• Supplied records:
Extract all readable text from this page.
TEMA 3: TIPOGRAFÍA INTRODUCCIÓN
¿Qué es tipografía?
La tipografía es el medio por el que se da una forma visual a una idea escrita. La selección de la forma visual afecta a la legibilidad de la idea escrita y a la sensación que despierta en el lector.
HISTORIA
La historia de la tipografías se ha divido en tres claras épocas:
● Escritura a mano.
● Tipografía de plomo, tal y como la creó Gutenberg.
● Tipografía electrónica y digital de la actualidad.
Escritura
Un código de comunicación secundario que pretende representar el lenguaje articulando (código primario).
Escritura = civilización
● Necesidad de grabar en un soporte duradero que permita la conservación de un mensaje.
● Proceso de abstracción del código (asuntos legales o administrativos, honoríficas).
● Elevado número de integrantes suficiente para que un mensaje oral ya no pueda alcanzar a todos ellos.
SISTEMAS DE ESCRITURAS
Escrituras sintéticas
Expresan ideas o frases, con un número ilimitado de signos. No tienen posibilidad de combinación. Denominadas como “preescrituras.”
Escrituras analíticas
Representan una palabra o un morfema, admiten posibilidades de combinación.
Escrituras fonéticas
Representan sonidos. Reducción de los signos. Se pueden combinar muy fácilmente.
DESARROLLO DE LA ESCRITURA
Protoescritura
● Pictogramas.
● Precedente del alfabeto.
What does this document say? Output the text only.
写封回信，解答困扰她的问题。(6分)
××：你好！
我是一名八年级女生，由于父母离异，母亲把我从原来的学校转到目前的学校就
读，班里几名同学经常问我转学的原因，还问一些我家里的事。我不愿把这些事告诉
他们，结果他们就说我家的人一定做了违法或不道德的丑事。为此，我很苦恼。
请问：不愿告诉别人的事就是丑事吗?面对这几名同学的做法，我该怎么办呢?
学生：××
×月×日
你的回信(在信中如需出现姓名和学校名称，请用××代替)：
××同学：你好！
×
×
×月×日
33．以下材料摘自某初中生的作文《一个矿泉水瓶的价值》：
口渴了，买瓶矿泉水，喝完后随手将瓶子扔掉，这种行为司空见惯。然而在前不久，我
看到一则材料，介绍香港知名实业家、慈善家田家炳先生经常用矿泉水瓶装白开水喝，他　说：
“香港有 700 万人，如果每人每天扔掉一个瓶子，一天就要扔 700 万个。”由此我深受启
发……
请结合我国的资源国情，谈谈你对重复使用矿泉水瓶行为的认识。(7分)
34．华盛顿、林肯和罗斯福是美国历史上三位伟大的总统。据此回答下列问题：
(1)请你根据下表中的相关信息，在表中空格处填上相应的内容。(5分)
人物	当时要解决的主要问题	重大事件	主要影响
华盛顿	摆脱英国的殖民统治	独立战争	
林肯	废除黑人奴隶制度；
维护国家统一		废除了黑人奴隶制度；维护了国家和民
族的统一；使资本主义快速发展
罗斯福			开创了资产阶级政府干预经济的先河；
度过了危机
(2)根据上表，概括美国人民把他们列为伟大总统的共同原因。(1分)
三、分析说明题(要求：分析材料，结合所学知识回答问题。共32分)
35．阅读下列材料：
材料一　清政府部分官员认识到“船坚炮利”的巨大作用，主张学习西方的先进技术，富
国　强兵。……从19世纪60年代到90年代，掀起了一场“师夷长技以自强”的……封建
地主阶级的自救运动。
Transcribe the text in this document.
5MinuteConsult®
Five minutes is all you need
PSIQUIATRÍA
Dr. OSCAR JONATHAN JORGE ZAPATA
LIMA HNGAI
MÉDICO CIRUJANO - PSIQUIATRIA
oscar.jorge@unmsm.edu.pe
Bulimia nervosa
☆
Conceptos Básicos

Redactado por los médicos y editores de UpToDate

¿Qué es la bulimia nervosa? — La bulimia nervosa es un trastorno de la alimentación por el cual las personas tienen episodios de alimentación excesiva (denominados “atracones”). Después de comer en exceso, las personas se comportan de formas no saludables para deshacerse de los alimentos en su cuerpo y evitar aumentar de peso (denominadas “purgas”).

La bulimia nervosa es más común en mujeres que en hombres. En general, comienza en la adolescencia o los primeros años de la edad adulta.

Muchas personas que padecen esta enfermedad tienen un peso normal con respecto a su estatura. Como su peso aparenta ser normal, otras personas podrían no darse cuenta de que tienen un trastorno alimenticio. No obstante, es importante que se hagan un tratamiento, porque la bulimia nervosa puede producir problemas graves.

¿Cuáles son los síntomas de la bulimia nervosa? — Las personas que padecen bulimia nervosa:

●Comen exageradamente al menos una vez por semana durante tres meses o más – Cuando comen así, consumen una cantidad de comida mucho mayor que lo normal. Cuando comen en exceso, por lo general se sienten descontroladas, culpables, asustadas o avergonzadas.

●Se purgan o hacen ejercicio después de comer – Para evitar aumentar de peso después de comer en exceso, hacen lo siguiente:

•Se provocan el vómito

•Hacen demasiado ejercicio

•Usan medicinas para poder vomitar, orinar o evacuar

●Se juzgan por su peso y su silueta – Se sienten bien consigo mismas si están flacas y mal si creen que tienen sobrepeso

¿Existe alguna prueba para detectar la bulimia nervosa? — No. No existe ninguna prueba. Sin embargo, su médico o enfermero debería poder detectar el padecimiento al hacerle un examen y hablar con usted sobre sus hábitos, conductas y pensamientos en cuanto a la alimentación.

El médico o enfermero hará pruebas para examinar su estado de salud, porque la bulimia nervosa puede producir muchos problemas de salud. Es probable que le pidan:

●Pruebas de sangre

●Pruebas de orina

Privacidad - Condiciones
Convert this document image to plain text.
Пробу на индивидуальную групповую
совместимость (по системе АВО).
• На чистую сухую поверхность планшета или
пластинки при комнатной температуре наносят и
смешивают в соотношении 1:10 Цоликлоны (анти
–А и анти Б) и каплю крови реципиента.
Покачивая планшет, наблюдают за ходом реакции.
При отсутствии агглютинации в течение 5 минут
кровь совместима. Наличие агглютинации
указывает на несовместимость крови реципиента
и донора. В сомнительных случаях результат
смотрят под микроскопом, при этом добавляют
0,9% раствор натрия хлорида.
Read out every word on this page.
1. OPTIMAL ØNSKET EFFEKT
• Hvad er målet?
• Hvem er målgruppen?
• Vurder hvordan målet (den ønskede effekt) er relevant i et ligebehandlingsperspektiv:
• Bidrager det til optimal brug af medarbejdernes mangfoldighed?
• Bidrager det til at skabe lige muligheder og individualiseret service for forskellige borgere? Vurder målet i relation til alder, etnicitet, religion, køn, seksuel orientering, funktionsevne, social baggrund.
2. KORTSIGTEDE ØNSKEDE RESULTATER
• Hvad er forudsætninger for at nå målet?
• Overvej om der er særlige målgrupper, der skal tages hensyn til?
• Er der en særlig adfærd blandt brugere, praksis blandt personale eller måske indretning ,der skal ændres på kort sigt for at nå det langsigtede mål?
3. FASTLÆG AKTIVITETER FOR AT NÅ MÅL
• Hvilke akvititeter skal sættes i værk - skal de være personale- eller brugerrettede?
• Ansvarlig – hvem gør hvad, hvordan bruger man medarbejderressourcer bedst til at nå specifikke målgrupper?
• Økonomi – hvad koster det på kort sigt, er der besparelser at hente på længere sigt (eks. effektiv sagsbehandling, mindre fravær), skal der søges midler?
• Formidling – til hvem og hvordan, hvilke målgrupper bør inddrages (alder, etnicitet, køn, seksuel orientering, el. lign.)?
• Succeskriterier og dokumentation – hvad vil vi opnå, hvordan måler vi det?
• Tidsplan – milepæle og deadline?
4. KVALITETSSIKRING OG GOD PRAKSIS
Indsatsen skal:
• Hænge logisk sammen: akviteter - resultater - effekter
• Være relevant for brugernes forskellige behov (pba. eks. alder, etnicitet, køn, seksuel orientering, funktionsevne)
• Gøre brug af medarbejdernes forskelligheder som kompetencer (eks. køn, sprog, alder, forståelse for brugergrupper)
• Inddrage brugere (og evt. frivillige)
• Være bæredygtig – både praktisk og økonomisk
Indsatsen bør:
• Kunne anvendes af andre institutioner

• Required task:
Copy in full each line that holds the word "hvordan".

• Exercise output:
• Vurder hvordan målet (den ønskede effekt) er relevant i et ligebehandlingsperspektiv:
• Ansvarlig – hvem gør hvad, hvordan bruger man medarbejderressourcer bedst til at nå specifikke målgrupper?
• Formidling – til hvem og hvordan, hvilke målgrupper bør inddrages (alder, etnicitet, køn, seksuel orientering, el. lign.)?
• Succeskriterier og dokumentation – hvad vil vi opnå, hvordan måler vi det?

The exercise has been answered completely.